What the task requires. Repeat each record below exactly, dropping the pictures.
======== Records for this task ========
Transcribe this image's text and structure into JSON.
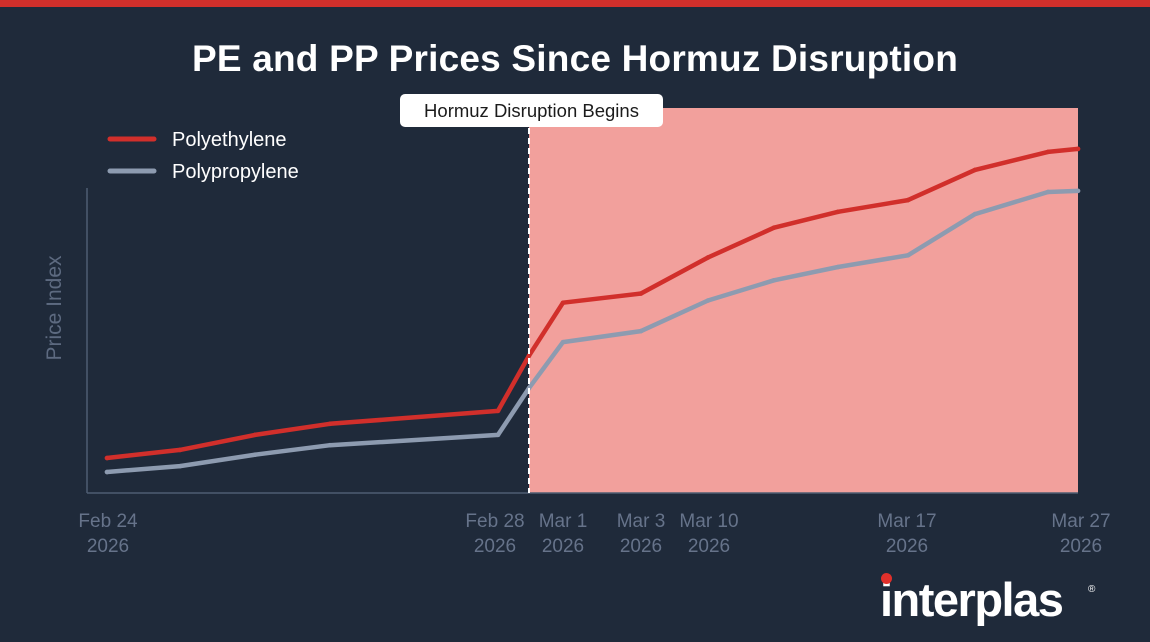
{
  "chart_data": {
    "type": "line",
    "title": "PE and PP Prices Since Hormuz Disruption",
    "ylabel": "Price Index",
    "xlabel": "",
    "x_ticks": [
      {
        "date": "2026-02-24",
        "line1": "Feb 24",
        "line2": "2026"
      },
      {
        "date": "2026-02-28",
        "line1": "Feb 28",
        "line2": "2026"
      },
      {
        "date": "2026-03-01",
        "line1": "Mar 1",
        "line2": "2026"
      },
      {
        "date": "2026-03-03",
        "line1": "Mar 3",
        "line2": "2026"
      },
      {
        "date": "2026-03-10",
        "line1": "Mar 10",
        "line2": "2026"
      },
      {
        "date": "2026-03-17",
        "line1": "Mar 17",
        "line2": "2026"
      },
      {
        "date": "2026-03-27",
        "line1": "Mar 27",
        "line2": "2026"
      }
    ],
    "ylim": [
      0,
      100
    ],
    "grid": false,
    "legend_position": "top-left",
    "series": [
      {
        "name": "Polyethylene",
        "color": "#d12f2b",
        "points": [
          [
            "2026-02-24",
            9.5
          ],
          [
            "2026-02-25",
            11.7
          ],
          [
            "2026-02-26",
            15.8
          ],
          [
            "2026-02-27",
            18.8
          ],
          [
            "2026-02-28",
            22.3
          ],
          [
            "2026-03-01",
            37.3
          ],
          [
            "2026-03-02",
            51.7
          ],
          [
            "2026-03-03",
            54.2
          ],
          [
            "2026-03-05",
            64.0
          ],
          [
            "2026-03-08",
            72.1
          ],
          [
            "2026-03-11",
            76.4
          ],
          [
            "2026-03-14",
            79.6
          ],
          [
            "2026-03-17",
            87.8
          ],
          [
            "2026-03-20",
            92.7
          ],
          [
            "2026-03-27",
            93.5
          ]
        ]
      },
      {
        "name": "Polypropylene",
        "color": "#8d9bb0",
        "points": [
          [
            "2026-02-24",
            5.7
          ],
          [
            "2026-02-25",
            7.3
          ],
          [
            "2026-02-26",
            10.4
          ],
          [
            "2026-02-27",
            13.0
          ],
          [
            "2026-02-28",
            15.8
          ],
          [
            "2026-03-01",
            28.5
          ],
          [
            "2026-03-02",
            41.0
          ],
          [
            "2026-03-03",
            44.0
          ],
          [
            "2026-03-05",
            52.3
          ],
          [
            "2026-03-08",
            57.8
          ],
          [
            "2026-03-11",
            61.4
          ],
          [
            "2026-03-14",
            64.6
          ],
          [
            "2026-03-17",
            75.8
          ],
          [
            "2026-03-20",
            81.8
          ],
          [
            "2026-03-27",
            82.1
          ]
        ]
      }
    ],
    "event": {
      "date": "2026-03-01",
      "label": "Hormuz Disruption Begins",
      "shaded_after": true,
      "shade_color": "#f2a09c"
    }
  },
  "branding": {
    "logo_text": "interplas",
    "accent_color": "#d12f2b"
  }
}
========
Output for this exercise.
Transcribe this image's text and structure into JSON.
{
  "chart_data": {
    "type": "line",
    "title": "PE and PP Prices Since Hormuz Disruption",
    "ylabel": "Price Index",
    "xlabel": "",
    "x_ticks": [
      {
        "date": "2026-02-24",
        "line1": "Feb 24",
        "line2": "2026"
      },
      {
        "date": "2026-02-28",
        "line1": "Feb 28",
        "line2": "2026"
      },
      {
        "date": "2026-03-01",
        "line1": "Mar 1",
        "line2": "2026"
      },
      {
        "date": "2026-03-03",
        "line1": "Mar 3",
        "line2": "2026"
      },
      {
        "date": "2026-03-10",
        "line1": "Mar 10",
        "line2": "2026"
      },
      {
        "date": "2026-03-17",
        "line1": "Mar 17",
        "line2": "2026"
      },
      {
        "date": "2026-03-27",
        "line1": "Mar 27",
        "line2": "2026"
      }
    ],
    "ylim": [
      0,
      100
    ],
    "grid": false,
    "legend_position": "top-left",
    "series": [
      {
        "name": "Polyethylene",
        "color": "#d12f2b",
        "points": [
          [
            "2026-02-24",
            9.5
          ],
          [
            "2026-02-25",
            11.7
          ],
          [
            "2026-02-26",
            15.8
          ],
          [
            "2026-02-27",
            18.8
          ],
          [
            "2026-02-28",
            22.3
          ],
          [
            "2026-03-01",
            37.3
          ],
          [
            "2026-03-02",
            51.7
          ],
          [
            "2026-03-03",
            54.2
          ],
          [
            "2026-03-05",
            64.0
          ],
          [
            "2026-03-08",
            72.1
          ],
          [
            "2026-03-11",
            76.4
          ],
          [
            "2026-03-14",
            79.6
          ],
          [
            "2026-03-17",
            87.8
          ],
          [
            "2026-03-20",
            92.7
          ],
          [
            "2026-03-27",
            93.5
          ]
        ]
      },
      {
        "name": "Polypropylene",
        "color": "#8d9bb0",
        "points": [
          [
            "2026-02-24",
            5.7
          ],
          [
            "2026-02-25",
            7.3
          ],
          [
            "2026-02-26",
            10.4
          ],
          [
            "2026-02-27",
            13.0
          ],
          [
            "2026-02-28",
            15.8
          ],
          [
            "2026-03-01",
            28.5
          ],
          [
            "2026-03-02",
            41.0
          ],
          [
            "2026-03-03",
            44.0
          ],
          [
            "2026-03-05",
            52.3
          ],
          [
            "2026-03-08",
            57.8
          ],
          [
            "2026-03-11",
            61.4
          ],
          [
            "2026-03-14",
            64.6
          ],
          [
            "2026-03-17",
            75.8
          ],
          [
            "2026-03-20",
            81.8
          ],
          [
            "2026-03-27",
            82.1
          ]
        ]
      }
    ],
    "event": {
      "date": "2026-03-01",
      "label": "Hormuz Disruption Begins",
      "shaded_after": true,
      "shade_color": "#f2a09c"
    }
  },
  "branding": {
    "logo_text": "interplas",
    "accent_color": "#d12f2b"
  }
}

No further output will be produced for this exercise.